DATASET EXTRACT section start

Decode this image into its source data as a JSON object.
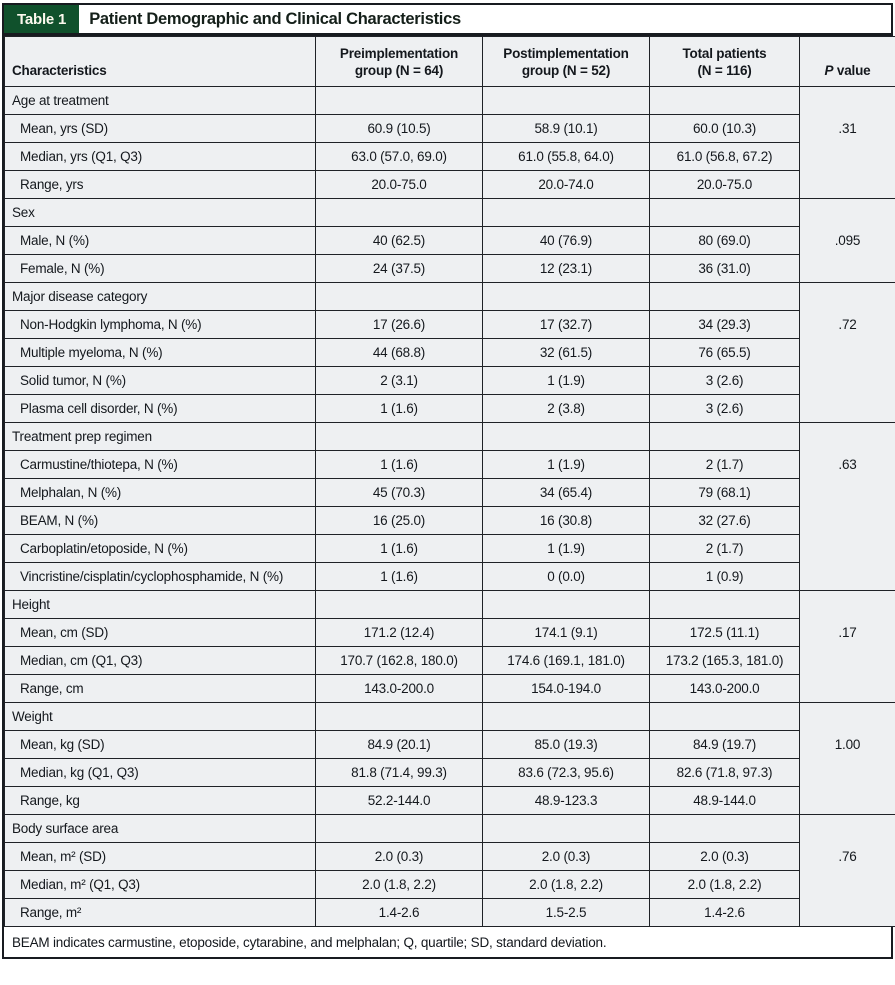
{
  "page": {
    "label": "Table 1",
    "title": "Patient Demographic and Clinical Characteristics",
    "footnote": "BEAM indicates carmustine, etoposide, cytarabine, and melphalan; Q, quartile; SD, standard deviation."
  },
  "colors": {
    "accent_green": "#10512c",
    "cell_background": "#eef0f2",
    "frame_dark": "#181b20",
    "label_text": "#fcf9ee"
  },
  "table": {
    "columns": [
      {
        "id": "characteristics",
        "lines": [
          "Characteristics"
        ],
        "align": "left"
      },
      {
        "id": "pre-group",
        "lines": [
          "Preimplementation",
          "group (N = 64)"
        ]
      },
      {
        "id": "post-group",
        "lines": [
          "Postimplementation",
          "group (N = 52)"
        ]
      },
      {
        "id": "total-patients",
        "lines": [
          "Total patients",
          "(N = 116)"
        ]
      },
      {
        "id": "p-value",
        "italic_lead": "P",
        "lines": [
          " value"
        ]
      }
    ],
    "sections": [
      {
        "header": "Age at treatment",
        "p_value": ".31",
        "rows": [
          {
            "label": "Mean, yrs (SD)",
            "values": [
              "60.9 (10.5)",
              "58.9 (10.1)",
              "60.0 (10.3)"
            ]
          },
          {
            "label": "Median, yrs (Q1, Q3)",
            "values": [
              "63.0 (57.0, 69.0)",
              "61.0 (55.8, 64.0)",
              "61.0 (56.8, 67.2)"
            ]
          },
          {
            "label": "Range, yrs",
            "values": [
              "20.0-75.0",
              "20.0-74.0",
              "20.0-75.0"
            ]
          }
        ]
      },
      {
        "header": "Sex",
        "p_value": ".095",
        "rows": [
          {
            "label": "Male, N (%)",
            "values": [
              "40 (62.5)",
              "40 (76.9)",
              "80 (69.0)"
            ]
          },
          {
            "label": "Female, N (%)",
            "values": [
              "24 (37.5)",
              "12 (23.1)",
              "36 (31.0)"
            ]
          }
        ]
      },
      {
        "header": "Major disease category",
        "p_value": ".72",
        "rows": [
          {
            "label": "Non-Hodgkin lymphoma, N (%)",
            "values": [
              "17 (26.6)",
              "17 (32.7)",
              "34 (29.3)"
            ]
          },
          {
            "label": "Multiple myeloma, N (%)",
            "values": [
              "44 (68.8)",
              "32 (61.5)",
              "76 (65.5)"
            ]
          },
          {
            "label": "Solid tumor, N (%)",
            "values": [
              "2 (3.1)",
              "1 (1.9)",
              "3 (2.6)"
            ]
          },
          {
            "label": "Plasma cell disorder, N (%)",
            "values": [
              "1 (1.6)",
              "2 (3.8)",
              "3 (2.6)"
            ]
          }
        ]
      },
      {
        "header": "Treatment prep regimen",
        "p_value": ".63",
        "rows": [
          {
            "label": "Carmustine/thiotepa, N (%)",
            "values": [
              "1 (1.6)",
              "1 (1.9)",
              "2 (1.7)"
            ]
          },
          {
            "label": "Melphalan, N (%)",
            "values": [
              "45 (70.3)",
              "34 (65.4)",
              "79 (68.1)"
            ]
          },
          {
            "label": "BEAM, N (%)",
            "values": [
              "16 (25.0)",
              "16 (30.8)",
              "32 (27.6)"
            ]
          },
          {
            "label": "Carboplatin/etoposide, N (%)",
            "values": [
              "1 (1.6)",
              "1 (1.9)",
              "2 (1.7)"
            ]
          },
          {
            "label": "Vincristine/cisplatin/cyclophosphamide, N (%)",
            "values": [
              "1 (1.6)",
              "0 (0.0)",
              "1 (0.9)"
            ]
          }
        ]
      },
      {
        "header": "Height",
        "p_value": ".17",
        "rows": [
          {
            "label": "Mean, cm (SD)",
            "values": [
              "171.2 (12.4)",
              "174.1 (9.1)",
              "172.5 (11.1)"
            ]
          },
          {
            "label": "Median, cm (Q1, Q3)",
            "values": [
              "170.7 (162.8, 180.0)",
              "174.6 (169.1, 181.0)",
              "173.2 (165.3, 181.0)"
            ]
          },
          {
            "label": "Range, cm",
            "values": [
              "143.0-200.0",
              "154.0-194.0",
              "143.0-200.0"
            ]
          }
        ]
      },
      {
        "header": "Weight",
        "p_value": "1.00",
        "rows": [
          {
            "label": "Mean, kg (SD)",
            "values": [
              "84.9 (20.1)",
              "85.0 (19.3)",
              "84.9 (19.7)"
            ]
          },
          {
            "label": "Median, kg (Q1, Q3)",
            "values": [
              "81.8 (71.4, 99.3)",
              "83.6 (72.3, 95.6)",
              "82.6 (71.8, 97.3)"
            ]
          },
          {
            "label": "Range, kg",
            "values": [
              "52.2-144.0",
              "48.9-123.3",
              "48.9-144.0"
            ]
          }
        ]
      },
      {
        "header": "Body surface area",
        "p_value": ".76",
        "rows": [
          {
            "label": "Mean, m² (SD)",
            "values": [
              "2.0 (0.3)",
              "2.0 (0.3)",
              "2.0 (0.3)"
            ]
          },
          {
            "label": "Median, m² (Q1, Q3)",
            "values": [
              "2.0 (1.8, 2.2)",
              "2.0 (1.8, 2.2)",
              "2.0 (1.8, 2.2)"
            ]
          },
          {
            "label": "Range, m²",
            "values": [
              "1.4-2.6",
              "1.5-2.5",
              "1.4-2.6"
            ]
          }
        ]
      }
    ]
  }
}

DATASET EXTRACT section end

» ASSIGNMENT: Wherever a line above contains the string "Median", copy that line.

» RESPONSE BELOW:
            "label": "Median, yrs (Q1, Q3)",
            "label": "Median, cm (Q1, Q3)",
            "label": "Median, kg (Q1, Q3)",
            "label": "Median, m² (Q1, Q3)",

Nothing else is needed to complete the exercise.